Extracts from a graphics dataset

## Begin

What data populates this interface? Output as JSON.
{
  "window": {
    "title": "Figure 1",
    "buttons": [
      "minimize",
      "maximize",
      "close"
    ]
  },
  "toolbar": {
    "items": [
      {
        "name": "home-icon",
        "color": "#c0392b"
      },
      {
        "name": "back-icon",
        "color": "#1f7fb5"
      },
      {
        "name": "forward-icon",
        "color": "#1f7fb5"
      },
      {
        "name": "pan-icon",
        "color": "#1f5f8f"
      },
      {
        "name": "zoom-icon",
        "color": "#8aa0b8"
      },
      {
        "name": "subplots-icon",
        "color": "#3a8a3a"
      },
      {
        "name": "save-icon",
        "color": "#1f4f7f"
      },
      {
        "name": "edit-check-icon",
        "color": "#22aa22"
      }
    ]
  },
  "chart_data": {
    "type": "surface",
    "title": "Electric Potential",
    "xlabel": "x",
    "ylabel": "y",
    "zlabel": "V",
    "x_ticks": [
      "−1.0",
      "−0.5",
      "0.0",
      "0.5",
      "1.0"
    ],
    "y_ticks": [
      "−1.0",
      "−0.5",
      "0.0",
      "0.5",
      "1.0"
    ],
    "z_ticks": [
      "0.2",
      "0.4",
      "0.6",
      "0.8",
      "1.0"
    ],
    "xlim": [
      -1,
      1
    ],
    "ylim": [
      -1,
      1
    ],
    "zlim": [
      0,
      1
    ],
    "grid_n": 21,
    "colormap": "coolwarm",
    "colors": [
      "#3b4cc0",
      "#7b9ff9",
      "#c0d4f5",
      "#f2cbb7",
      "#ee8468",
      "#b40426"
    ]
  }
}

## End
## Begin

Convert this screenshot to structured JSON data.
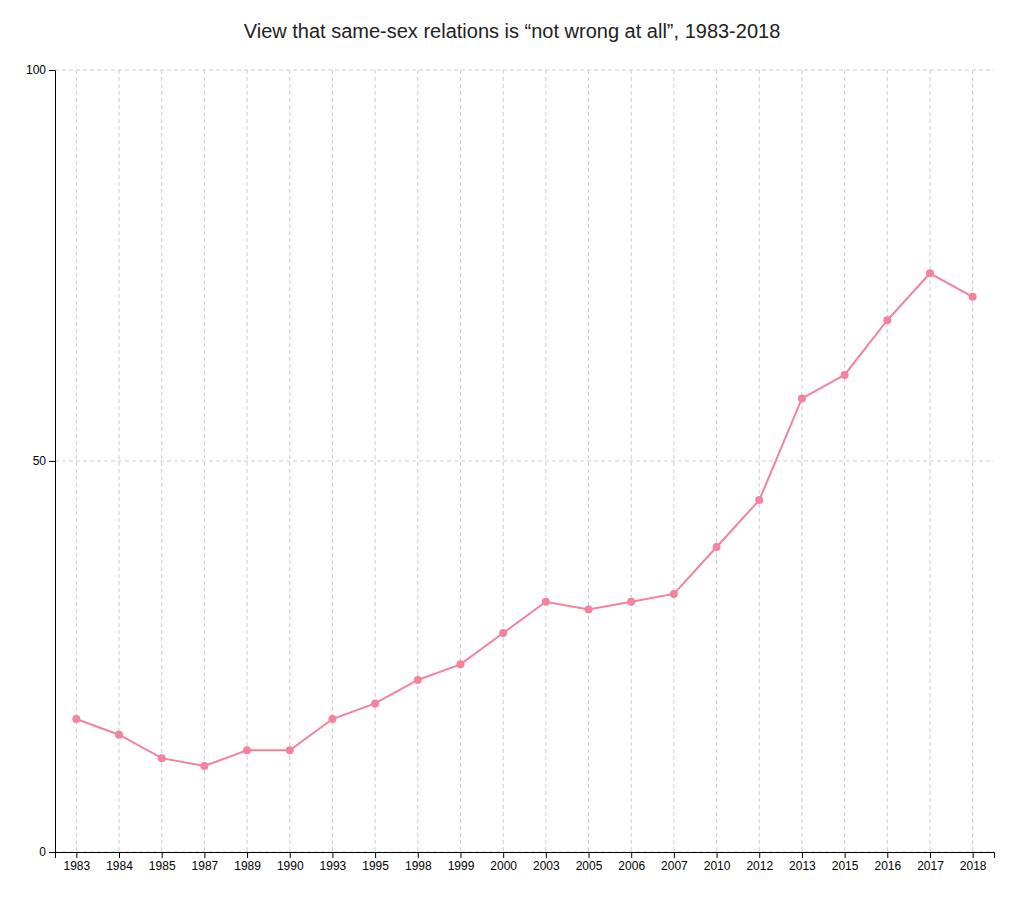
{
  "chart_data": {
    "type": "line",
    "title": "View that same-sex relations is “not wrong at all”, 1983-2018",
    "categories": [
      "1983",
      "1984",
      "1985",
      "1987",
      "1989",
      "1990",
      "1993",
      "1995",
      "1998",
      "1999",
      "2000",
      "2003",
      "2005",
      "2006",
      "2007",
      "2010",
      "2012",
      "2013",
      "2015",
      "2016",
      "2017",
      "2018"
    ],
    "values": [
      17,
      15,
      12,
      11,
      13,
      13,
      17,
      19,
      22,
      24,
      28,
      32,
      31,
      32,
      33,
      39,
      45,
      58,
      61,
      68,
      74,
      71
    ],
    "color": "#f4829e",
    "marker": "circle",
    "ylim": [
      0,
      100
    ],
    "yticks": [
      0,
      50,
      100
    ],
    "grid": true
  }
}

## End
## Begin

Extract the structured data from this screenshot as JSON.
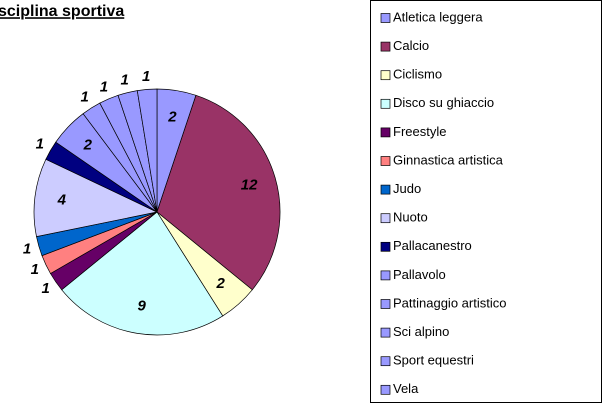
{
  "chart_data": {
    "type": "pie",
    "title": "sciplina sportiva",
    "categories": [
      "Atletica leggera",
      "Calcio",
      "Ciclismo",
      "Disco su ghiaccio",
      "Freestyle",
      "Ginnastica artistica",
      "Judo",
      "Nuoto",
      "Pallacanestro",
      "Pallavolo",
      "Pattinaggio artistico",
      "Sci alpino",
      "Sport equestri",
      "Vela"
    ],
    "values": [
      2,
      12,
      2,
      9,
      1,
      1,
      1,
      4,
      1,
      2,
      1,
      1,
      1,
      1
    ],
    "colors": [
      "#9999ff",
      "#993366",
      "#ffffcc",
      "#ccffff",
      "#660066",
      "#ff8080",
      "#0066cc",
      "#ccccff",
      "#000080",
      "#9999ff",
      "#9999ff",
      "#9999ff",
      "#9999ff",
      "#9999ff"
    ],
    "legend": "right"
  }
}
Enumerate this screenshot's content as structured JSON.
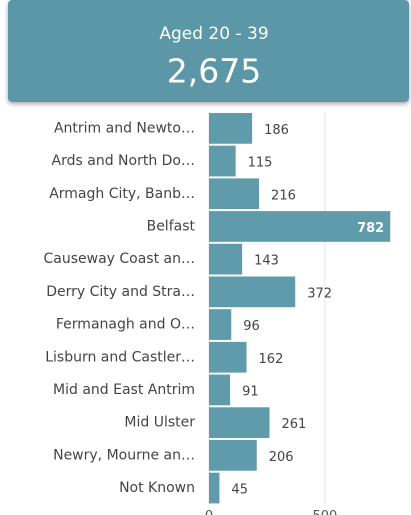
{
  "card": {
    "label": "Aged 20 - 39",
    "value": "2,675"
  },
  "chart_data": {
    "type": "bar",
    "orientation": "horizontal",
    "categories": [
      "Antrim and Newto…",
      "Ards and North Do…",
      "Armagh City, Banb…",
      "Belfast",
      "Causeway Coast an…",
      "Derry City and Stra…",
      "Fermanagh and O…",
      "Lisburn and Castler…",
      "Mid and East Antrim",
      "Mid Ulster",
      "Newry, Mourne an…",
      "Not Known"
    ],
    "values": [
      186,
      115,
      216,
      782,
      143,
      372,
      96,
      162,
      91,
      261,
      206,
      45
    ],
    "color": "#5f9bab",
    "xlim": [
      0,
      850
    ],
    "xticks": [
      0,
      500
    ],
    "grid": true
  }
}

## End

*Job*. Tally the lines of the listing in which the word "JSON" occurs, and state the total alone.

*Answer to this problem*. 4